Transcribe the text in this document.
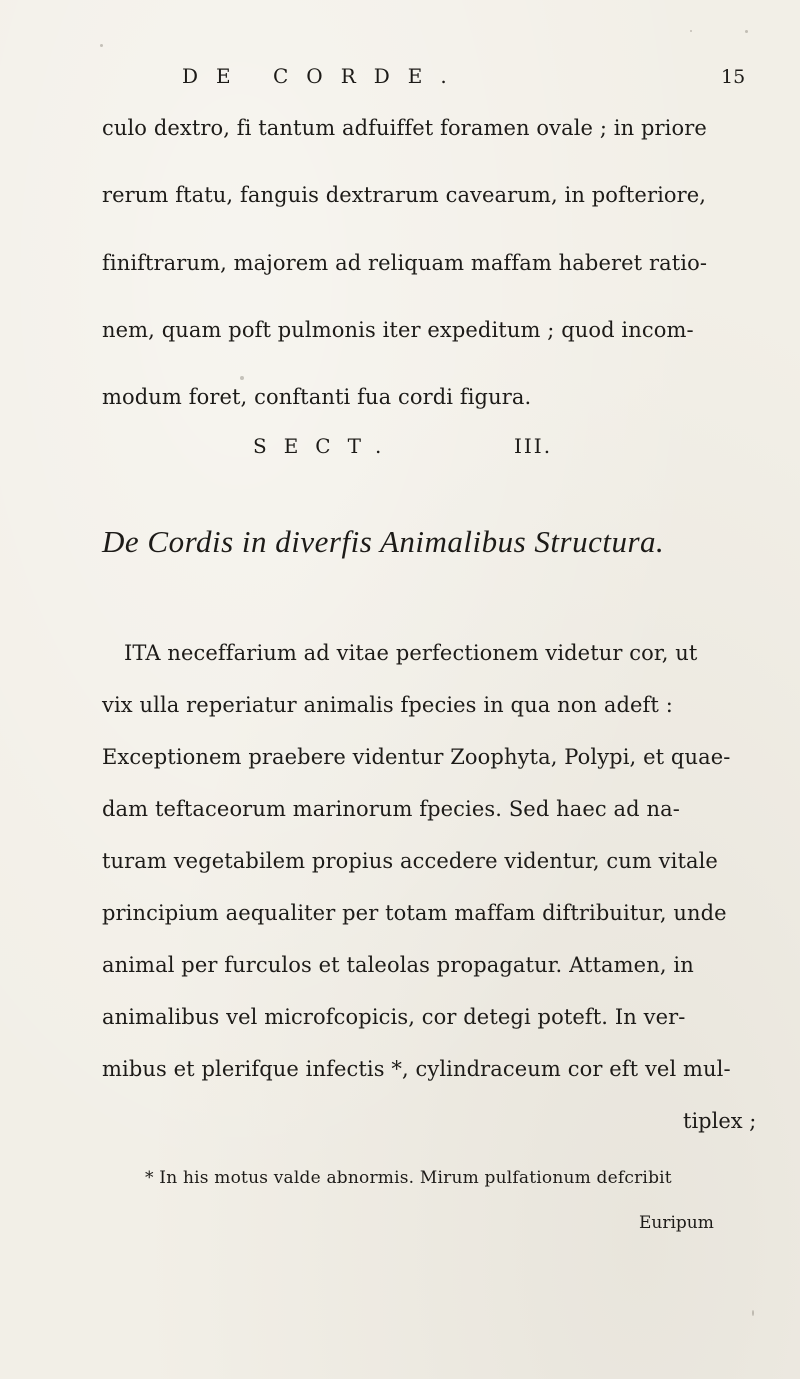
DE CORDE.	15
culo dextro, fi tantum adfuiffet foramen ovale ; in priore
rerum ftatu, fanguis dextrarum cavearum, in pofteriore,
finiftrarum, majorem ad reliquam maffam haberet ratio-
nem, quam poft pulmonis iter expeditum ; quod incom-
modum foret, conftanti fua cordi figura.
SECT.	III.
De Cordis in diverfis Animalibus Structura.
ITA neceffarium ad vitae perfectionem videtur cor, ut
vix ulla reperiatur animalis fpecies in qua non adeft :
Exceptionem praebere videntur Zoophyta, Polypi, et quae-
dam teftaceorum marinorum fpecies. Sed haec ad na-
turam vegetabilem propius accedere videntur, cum vitale
principium aequaliter per totam maffam diftribuitur, unde
animal per furculos et taleolas propagatur. Attamen, in
animalibus vel microfcopicis, cor detegi poteft. In ver-
mibus et plerifque infectis *, cylindraceum cor eft vel mul-
tiplex ;
* In his motus valde abnormis. Mirum pulfationum defcribit
Euripum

——

Find the word "fpecies" in the material, then list each line that holds it.

vix ulla reperiatur animalis fpecies in qua non adeft :
dam teftaceorum marinorum fpecies. Sed haec ad na-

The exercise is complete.